Prompt - Gather from the listing below each line that includes the word "value", and copy it.

[START Data provided]

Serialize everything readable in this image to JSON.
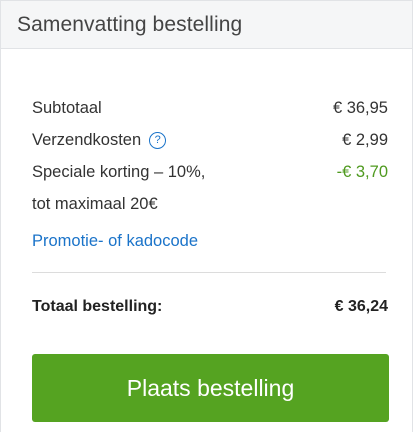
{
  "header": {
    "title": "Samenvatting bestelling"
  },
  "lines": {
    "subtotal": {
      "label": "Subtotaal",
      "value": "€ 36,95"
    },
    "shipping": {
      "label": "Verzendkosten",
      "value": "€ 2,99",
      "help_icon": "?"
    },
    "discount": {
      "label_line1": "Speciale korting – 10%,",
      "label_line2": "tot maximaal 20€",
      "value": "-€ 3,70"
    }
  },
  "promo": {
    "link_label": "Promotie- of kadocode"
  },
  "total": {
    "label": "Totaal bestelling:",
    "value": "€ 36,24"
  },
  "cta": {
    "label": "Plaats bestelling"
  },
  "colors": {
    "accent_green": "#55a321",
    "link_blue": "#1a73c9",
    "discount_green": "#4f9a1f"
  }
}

[END Data provided]

Worked solution -
      "value": "€ 36,95"
      "value": "€ 2,99",
      "value": "-€ 3,70"
    "value": "€ 36,24"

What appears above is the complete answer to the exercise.